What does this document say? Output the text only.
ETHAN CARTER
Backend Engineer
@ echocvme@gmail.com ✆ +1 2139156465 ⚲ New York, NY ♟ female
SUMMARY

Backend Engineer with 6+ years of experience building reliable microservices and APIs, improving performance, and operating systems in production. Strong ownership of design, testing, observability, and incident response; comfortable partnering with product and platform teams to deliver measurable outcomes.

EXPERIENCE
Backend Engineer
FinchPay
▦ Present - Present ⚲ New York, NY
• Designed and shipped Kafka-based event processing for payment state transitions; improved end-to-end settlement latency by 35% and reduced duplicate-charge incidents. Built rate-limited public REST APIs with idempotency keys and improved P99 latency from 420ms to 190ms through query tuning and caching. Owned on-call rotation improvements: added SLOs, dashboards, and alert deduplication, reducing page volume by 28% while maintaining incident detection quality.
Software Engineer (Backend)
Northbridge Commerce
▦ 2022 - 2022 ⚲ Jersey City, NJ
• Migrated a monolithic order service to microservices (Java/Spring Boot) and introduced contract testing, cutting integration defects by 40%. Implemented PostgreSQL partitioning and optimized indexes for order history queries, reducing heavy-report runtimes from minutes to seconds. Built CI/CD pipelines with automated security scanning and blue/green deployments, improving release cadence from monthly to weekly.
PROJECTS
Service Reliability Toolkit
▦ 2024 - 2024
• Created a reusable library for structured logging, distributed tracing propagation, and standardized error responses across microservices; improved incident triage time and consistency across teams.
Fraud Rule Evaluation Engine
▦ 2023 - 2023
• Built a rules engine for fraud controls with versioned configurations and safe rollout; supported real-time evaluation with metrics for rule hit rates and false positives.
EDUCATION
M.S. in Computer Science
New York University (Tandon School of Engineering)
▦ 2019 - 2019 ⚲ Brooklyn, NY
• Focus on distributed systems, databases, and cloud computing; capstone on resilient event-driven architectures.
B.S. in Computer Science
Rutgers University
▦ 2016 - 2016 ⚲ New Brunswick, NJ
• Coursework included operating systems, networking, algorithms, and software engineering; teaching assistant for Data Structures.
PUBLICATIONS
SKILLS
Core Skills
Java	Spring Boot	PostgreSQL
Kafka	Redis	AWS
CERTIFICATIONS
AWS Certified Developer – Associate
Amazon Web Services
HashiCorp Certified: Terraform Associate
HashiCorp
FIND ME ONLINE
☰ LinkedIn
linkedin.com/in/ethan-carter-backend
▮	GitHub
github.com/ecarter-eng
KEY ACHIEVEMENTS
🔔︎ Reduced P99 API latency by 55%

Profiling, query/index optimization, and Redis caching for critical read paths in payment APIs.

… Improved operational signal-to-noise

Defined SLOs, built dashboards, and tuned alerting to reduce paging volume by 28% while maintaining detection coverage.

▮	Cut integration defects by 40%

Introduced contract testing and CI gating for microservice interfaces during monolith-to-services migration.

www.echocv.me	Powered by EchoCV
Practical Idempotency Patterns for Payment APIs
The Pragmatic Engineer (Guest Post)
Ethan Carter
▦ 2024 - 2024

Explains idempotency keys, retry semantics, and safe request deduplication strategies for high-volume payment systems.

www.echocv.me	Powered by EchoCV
- - -
• [THE PROBLEM]: Copy every line above that holds the word "deduplication".

• [EXERCISE OUTPUT]:
• Designed and shipped Kafka-based event processing for payment state transitions; improved end-to-end settlement latency by 35% and reduced duplicate-charge incidents. Built rate-limited public REST APIs with idempotency keys and improved P99 latency from 420ms to 190ms through query tuning and caching. Owned on-call rotation improvements: added SLOs, dashboards, and alert deduplication, reducing page volume by 28% while maintaining incident detection quality.
Explains idempotency keys, retry semantics, and safe request deduplication strategies for high-volume payment systems.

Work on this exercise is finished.